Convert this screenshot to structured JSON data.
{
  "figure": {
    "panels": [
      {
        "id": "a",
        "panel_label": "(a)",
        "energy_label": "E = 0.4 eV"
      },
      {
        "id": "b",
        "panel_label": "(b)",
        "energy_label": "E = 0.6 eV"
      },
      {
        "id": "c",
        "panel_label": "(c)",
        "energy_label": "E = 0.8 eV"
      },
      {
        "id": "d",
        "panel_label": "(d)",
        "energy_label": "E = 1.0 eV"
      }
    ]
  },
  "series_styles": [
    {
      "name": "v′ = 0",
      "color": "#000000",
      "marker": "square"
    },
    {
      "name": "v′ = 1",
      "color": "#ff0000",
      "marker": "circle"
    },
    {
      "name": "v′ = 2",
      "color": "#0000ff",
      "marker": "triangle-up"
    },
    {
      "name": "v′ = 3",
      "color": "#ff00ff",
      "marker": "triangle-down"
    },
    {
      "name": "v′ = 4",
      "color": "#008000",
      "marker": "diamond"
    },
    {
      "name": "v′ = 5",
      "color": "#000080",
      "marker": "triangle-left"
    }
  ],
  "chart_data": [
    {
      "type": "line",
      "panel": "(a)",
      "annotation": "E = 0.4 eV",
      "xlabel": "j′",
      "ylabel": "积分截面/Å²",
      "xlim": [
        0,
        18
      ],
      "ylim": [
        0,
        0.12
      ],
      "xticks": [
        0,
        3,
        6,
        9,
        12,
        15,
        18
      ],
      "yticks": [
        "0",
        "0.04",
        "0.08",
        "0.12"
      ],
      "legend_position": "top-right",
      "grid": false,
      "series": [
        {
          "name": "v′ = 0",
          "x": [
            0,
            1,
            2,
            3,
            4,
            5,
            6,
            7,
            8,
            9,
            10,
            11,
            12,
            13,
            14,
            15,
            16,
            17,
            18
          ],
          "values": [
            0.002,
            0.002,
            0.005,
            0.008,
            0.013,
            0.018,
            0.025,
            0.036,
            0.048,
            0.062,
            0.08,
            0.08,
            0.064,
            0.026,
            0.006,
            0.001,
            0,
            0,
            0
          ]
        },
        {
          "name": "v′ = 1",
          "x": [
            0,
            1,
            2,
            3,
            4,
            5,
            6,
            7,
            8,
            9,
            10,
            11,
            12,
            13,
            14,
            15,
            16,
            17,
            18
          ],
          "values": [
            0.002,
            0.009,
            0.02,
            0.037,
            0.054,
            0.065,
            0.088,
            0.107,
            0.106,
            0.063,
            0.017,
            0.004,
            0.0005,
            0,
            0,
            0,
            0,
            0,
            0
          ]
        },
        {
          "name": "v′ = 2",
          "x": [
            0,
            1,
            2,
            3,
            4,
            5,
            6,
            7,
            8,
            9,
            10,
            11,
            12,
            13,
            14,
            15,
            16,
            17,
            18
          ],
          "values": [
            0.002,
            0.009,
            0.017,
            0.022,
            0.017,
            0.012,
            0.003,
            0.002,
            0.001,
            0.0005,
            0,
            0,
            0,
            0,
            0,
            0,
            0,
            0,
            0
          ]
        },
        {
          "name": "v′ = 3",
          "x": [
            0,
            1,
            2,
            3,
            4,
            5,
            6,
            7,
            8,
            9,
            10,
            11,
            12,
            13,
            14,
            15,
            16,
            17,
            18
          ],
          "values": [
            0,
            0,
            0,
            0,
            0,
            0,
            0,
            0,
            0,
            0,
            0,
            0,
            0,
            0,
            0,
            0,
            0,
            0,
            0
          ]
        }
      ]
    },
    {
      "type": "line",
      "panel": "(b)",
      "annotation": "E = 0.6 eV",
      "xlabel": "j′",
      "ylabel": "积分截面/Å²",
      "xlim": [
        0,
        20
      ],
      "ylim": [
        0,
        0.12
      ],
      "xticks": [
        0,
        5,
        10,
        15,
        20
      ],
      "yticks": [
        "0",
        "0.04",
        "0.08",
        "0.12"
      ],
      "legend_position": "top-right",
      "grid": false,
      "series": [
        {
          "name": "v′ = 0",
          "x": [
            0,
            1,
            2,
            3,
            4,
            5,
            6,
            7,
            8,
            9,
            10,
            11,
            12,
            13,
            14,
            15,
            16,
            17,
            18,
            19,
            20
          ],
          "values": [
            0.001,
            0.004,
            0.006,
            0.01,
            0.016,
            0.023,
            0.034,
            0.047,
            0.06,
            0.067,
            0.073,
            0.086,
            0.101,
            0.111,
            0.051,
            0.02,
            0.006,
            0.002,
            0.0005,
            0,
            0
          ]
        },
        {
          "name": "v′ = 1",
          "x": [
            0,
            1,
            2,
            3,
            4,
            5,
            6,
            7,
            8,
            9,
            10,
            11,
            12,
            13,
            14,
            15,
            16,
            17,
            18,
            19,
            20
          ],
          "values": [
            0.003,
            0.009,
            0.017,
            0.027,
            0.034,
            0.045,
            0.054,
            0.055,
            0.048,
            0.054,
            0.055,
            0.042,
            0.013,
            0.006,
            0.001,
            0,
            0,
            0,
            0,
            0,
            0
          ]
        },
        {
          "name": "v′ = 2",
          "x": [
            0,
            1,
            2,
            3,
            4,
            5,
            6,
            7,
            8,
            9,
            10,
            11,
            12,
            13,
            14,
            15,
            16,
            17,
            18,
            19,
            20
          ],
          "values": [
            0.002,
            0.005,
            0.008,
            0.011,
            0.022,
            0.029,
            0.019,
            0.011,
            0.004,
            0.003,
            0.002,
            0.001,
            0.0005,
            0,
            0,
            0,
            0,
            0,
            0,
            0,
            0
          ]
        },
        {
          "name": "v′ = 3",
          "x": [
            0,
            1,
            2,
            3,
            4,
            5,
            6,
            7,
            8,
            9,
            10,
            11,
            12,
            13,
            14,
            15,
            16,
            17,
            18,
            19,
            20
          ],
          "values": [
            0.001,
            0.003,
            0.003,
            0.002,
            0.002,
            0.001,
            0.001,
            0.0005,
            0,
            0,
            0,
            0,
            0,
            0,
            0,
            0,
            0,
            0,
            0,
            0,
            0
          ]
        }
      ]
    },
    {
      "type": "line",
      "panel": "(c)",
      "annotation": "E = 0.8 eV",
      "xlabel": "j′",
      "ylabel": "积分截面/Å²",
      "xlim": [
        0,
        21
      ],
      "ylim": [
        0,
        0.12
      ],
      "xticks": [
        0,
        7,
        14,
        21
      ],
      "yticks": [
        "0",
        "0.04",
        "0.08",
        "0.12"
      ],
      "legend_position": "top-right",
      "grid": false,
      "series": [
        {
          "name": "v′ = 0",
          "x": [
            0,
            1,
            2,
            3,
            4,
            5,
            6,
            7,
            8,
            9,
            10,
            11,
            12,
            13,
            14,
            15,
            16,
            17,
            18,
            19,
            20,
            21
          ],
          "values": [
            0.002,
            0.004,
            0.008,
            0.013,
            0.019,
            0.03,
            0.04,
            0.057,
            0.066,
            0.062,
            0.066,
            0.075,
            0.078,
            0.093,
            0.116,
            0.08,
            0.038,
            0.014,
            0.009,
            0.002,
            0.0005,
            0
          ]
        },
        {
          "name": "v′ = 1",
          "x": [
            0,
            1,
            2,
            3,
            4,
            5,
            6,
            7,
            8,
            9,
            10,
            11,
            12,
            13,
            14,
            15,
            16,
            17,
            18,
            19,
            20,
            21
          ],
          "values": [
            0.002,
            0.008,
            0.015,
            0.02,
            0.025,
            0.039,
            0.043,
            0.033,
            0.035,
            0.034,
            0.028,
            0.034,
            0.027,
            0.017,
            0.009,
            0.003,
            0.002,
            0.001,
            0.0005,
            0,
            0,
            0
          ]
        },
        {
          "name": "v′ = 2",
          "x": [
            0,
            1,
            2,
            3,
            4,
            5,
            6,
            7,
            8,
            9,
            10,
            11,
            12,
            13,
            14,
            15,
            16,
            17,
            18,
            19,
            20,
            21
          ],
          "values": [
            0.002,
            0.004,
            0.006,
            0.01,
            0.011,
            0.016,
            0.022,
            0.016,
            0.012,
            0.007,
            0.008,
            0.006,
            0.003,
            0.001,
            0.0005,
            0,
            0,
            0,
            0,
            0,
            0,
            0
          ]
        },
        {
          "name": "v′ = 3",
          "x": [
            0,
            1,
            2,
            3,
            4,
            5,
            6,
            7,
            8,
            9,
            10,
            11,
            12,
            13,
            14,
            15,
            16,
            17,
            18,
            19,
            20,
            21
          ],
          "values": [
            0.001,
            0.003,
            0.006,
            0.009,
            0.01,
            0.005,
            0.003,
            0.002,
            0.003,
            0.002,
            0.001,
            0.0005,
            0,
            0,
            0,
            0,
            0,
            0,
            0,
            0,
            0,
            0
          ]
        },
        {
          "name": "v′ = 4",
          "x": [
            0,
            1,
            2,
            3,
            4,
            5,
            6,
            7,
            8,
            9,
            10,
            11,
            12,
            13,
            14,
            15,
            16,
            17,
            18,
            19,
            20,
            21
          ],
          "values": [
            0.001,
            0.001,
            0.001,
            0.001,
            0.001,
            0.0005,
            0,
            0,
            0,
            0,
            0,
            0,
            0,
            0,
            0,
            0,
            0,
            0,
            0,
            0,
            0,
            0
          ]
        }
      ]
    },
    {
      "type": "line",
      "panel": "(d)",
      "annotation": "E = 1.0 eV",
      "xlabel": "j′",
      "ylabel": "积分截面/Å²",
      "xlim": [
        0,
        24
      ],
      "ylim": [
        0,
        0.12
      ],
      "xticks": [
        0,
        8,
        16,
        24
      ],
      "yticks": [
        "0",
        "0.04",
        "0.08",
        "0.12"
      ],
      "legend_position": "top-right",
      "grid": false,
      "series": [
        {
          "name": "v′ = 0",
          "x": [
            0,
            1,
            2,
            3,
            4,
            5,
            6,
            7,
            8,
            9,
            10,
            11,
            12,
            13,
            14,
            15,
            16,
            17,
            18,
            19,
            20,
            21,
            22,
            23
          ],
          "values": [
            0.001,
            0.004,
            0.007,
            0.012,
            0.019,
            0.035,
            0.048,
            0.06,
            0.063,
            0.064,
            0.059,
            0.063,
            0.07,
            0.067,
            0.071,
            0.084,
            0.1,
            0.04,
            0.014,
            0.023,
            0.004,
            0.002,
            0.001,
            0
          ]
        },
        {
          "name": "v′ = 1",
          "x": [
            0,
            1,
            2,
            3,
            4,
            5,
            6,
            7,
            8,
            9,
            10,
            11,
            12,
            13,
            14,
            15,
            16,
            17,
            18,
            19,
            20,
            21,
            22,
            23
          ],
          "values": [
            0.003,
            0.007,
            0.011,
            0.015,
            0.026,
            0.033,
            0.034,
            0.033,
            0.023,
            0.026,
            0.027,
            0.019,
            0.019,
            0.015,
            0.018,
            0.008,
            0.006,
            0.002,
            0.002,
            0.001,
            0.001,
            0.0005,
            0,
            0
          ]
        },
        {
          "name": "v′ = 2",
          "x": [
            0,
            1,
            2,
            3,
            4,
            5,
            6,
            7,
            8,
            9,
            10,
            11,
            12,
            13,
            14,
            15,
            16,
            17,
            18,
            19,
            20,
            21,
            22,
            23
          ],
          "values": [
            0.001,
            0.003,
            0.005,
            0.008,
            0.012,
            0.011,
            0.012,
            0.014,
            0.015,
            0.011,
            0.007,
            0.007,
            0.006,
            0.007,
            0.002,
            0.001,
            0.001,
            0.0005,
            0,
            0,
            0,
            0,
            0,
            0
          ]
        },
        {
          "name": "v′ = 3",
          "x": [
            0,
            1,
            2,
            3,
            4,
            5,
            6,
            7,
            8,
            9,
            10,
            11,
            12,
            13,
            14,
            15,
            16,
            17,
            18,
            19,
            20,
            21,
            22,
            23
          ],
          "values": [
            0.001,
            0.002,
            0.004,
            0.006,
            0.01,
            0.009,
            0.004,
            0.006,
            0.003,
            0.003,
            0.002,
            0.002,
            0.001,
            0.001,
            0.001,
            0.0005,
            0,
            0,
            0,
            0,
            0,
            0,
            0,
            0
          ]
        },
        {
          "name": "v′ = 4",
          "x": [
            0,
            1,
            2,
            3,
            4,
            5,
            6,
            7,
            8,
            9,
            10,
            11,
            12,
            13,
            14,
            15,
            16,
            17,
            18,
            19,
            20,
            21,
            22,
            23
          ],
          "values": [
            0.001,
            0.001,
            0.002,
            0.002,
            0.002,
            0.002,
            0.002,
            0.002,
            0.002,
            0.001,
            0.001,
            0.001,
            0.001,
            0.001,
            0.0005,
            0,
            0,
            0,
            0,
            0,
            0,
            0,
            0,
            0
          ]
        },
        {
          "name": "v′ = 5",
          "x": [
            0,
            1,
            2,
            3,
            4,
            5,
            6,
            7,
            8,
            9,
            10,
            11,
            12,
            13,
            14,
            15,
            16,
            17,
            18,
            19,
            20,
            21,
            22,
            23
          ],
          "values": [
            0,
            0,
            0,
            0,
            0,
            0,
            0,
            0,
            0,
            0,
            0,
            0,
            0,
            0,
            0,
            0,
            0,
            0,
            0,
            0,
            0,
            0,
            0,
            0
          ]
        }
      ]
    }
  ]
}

→ **WORK TO DO**: Pull out every line of the entries that includes the word "annotation".

→ **THE ANSWER**:
      "annotation": "E = 0.4 eV",
      "annotation": "E = 0.6 eV",
      "annotation": "E = 0.8 eV",
      "annotation": "E = 1.0 eV",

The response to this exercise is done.